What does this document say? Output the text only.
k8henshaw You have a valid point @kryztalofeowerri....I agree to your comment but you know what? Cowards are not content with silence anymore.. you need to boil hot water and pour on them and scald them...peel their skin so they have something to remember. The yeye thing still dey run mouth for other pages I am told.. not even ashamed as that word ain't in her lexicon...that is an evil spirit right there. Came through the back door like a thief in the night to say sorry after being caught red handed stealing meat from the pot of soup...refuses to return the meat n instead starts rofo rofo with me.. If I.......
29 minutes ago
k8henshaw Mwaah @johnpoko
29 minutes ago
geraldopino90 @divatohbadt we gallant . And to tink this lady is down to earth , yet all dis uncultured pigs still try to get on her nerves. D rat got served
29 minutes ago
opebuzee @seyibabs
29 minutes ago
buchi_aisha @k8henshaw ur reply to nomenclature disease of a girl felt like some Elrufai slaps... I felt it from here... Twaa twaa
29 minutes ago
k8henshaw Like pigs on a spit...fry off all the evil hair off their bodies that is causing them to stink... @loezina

-----

Repeat the records above exactly, from the first line to the last.

• _RESPONSE BELOW_
What does this document say? Output the text only.
k8henshaw You have a valid point @kryztalofeowerri....I agree to your comment but you know what? Cowards are not content with silence anymore.. you need to boil hot water and pour on them and scald them...peel their skin so they have something to remember. The yeye thing still dey run mouth for other pages I am told.. not even ashamed as that word ain't in her lexicon...that is an evil spirit right there. Came through the back door like a thief in the night to say sorry after being caught red handed stealing meat from the pot of soup...refuses to return the meat n instead starts rofo rofo with me.. If I.......
29 minutes ago
k8henshaw Mwaah @johnpoko
29 minutes ago
geraldopino90 @divatohbadt we gallant . And to tink this lady is down to earth , yet all dis uncultured pigs still try to get on her nerves. D rat got served
29 minutes ago
opebuzee @seyibabs
29 minutes ago
buchi_aisha @k8henshaw ur reply to nomenclature disease of a girl felt like some Elrufai slaps... I felt it from here... Twaa twaa
29 minutes ago
k8henshaw Like pigs on a spit...fry off all the evil hair off their bodies that is causing them to stink... @loezina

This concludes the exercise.